[DIRECTIONS]: Word for word, retype every entry in the listing.

== INPUT RECORDS ==

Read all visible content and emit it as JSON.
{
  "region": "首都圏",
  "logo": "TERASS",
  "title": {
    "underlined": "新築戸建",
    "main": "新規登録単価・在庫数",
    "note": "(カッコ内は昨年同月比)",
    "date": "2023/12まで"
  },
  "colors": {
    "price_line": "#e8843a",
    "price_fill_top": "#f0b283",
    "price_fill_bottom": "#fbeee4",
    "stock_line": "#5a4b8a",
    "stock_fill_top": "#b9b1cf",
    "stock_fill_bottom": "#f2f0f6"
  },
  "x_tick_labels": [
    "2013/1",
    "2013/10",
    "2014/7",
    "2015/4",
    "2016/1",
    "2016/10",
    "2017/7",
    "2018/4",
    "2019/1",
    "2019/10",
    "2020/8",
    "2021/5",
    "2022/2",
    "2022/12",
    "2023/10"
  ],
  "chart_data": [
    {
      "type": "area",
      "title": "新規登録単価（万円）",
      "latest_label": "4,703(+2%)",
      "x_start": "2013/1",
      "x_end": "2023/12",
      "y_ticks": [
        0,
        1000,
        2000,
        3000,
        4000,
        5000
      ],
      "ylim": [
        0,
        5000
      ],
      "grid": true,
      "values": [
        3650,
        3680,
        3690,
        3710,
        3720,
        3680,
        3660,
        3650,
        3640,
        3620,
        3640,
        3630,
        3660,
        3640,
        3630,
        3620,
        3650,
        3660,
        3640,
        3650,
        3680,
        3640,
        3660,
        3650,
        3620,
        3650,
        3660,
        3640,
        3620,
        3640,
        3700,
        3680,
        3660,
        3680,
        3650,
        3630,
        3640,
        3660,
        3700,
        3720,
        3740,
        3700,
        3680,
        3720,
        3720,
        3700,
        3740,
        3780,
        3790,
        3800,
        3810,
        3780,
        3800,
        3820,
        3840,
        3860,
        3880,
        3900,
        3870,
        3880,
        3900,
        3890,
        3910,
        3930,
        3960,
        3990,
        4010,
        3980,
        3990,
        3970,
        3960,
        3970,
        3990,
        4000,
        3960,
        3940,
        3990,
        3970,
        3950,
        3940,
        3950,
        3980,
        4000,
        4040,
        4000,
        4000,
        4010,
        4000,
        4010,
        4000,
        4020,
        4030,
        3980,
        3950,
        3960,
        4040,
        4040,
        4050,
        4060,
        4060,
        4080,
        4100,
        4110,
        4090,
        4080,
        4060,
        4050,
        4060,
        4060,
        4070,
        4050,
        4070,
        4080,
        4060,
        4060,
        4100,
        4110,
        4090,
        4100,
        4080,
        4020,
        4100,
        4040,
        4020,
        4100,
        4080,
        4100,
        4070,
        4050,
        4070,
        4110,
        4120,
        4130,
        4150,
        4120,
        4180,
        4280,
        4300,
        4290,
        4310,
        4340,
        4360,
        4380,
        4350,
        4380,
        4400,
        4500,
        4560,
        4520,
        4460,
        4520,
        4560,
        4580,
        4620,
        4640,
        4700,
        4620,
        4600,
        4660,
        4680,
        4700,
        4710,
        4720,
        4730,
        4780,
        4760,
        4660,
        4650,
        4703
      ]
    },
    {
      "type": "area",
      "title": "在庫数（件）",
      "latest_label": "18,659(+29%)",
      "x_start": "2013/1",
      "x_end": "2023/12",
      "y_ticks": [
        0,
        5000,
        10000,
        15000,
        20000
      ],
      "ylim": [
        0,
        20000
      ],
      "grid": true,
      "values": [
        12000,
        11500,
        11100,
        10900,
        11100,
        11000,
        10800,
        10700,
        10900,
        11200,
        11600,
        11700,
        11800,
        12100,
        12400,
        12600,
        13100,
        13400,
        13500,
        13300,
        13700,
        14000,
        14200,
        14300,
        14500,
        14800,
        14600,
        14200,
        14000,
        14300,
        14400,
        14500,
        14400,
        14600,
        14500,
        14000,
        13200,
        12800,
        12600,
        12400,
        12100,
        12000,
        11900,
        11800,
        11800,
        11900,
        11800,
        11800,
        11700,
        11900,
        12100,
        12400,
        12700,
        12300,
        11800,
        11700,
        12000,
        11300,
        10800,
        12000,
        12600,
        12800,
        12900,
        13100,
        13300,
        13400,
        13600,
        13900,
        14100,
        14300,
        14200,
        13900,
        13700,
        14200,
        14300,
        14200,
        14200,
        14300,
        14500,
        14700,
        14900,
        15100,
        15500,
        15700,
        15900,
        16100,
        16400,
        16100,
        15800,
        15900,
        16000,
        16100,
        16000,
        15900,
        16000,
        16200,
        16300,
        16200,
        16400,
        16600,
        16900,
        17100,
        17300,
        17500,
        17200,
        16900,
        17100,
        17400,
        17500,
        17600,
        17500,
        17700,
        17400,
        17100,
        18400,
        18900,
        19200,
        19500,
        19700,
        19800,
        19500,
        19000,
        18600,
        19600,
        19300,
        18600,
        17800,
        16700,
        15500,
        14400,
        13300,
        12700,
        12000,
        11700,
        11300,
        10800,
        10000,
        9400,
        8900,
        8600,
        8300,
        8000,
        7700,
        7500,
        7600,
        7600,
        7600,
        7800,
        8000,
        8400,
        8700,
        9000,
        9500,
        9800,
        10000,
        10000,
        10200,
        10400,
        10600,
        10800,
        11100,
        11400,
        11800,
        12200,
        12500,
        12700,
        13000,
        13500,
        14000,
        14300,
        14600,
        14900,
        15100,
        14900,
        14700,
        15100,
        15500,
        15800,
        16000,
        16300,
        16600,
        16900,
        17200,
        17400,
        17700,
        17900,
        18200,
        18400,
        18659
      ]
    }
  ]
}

===

[SOLUTION]:
Read all visible content and emit it as JSON.
{
  "region": "首都圏",
  "logo": "TERASS",
  "title": {
    "underlined": "新築戸建",
    "main": "新規登録単価・在庫数",
    "note": "(カッコ内は昨年同月比)",
    "date": "2023/12まで"
  },
  "colors": {
    "price_line": "#e8843a",
    "price_fill_top": "#f0b283",
    "price_fill_bottom": "#fbeee4",
    "stock_line": "#5a4b8a",
    "stock_fill_top": "#b9b1cf",
    "stock_fill_bottom": "#f2f0f6"
  },
  "x_tick_labels": [
    "2013/1",
    "2013/10",
    "2014/7",
    "2015/4",
    "2016/1",
    "2016/10",
    "2017/7",
    "2018/4",
    "2019/1",
    "2019/10",
    "2020/8",
    "2021/5",
    "2022/2",
    "2022/12",
    "2023/10"
  ],
  "chart_data": [
    {
      "type": "area",
      "title": "新規登録単価（万円）",
      "latest_label": "4,703(+2%)",
      "x_start": "2013/1",
      "x_end": "2023/12",
      "y_ticks": [
        0,
        1000,
        2000,
        3000,
        4000,
        5000
      ],
      "ylim": [
        0,
        5000
      ],
      "grid": true,
      "values": [
        3650,
        3680,
        3690,
        3710,
        3720,
        3680,
        3660,
        3650,
        3640,
        3620,
        3640,
        3630,
        3660,
        3640,
        3630,
        3620,
        3650,
        3660,
        3640,
        3650,
        3680,
        3640,
        3660,
        3650,
        3620,
        3650,
        3660,
        3640,
        3620,
        3640,
        3700,
        3680,
        3660,
        3680,
        3650,
        3630,
        3640,
        3660,
        3700,
        3720,
        3740,
        3700,
        3680,
        3720,
        3720,
        3700,
        3740,
        3780,
        3790,
        3800,
        3810,
        3780,
        3800,
        3820,
        3840,
        3860,
        3880,
        3900,
        3870,
        3880,
        3900,
        3890,
        3910,
        3930,
        3960,
        3990,
        4010,
        3980,
        3990,
        3970,
        3960,
        3970,
        3990,
        4000,
        3960,
        3940,
        3990,
        3970,
        3950,
        3940,
        3950,
        3980,
        4000,
        4040,
        4000,
        4000,
        4010,
        4000,
        4010,
        4000,
        4020,
        4030,
        3980,
        3950,
        3960,
        4040,
        4040,
        4050,
        4060,
        4060,
        4080,
        4100,
        4110,
        4090,
        4080,
        4060,
        4050,
        4060,
        4060,
        4070,
        4050,
        4070,
        4080,
        4060,
        4060,
        4100,
        4110,
        4090,
        4100,
        4080,
        4020,
        4100,
        4040,
        4020,
        4100,
        4080,
        4100,
        4070,
        4050,
        4070,
        4110,
        4120,
        4130,
        4150,
        4120,
        4180,
        4280,
        4300,
        4290,
        4310,
        4340,
        4360,
        4380,
        4350,
        4380,
        4400,
        4500,
        4560,
        4520,
        4460,
        4520,
        4560,
        4580,
        4620,
        4640,
        4700,
        4620,
        4600,
        4660,
        4680,
        4700,
        4710,
        4720,
        4730,
        4780,
        4760,
        4660,
        4650,
        4703
      ]
    },
    {
      "type": "area",
      "title": "在庫数（件）",
      "latest_label": "18,659(+29%)",
      "x_start": "2013/1",
      "x_end": "2023/12",
      "y_ticks": [
        0,
        5000,
        10000,
        15000,
        20000
      ],
      "ylim": [
        0,
        20000
      ],
      "grid": true,
      "values": [
        12000,
        11500,
        11100,
        10900,
        11100,
        11000,
        10800,
        10700,
        10900,
        11200,
        11600,
        11700,
        11800,
        12100,
        12400,
        12600,
        13100,
        13400,
        13500,
        13300,
        13700,
        14000,
        14200,
        14300,
        14500,
        14800,
        14600,
        14200,
        14000,
        14300,
        14400,
        14500,
        14400,
        14600,
        14500,
        14000,
        13200,
        12800,
        12600,
        12400,
        12100,
        12000,
        11900,
        11800,
        11800,
        11900,
        11800,
        11800,
        11700,
        11900,
        12100,
        12400,
        12700,
        12300,
        11800,
        11700,
        12000,
        11300,
        10800,
        12000,
        12600,
        12800,
        12900,
        13100,
        13300,
        13400,
        13600,
        13900,
        14100,
        14300,
        14200,
        13900,
        13700,
        14200,
        14300,
        14200,
        14200,
        14300,
        14500,
        14700,
        14900,
        15100,
        15500,
        15700,
        15900,
        16100,
        16400,
        16100,
        15800,
        15900,
        16000,
        16100,
        16000,
        15900,
        16000,
        16200,
        16300,
        16200,
        16400,
        16600,
        16900,
        17100,
        17300,
        17500,
        17200,
        16900,
        17100,
        17400,
        17500,
        17600,
        17500,
        17700,
        17400,
        17100,
        18400,
        18900,
        19200,
        19500,
        19700,
        19800,
        19500,
        19000,
        18600,
        19600,
        19300,
        18600,
        17800,
        16700,
        15500,
        14400,
        13300,
        12700,
        12000,
        11700,
        11300,
        10800,
        10000,
        9400,
        8900,
        8600,
        8300,
        8000,
        7700,
        7500,
        7600,
        7600,
        7600,
        7800,
        8000,
        8400,
        8700,
        9000,
        9500,
        9800,
        10000,
        10000,
        10200,
        10400,
        10600,
        10800,
        11100,
        11400,
        11800,
        12200,
        12500,
        12700,
        13000,
        13500,
        14000,
        14300,
        14600,
        14900,
        15100,
        14900,
        14700,
        15100,
        15500,
        15800,
        16000,
        16300,
        16600,
        16900,
        17200,
        17400,
        17700,
        17900,
        18200,
        18400,
        18659
      ]
    }
  ]
}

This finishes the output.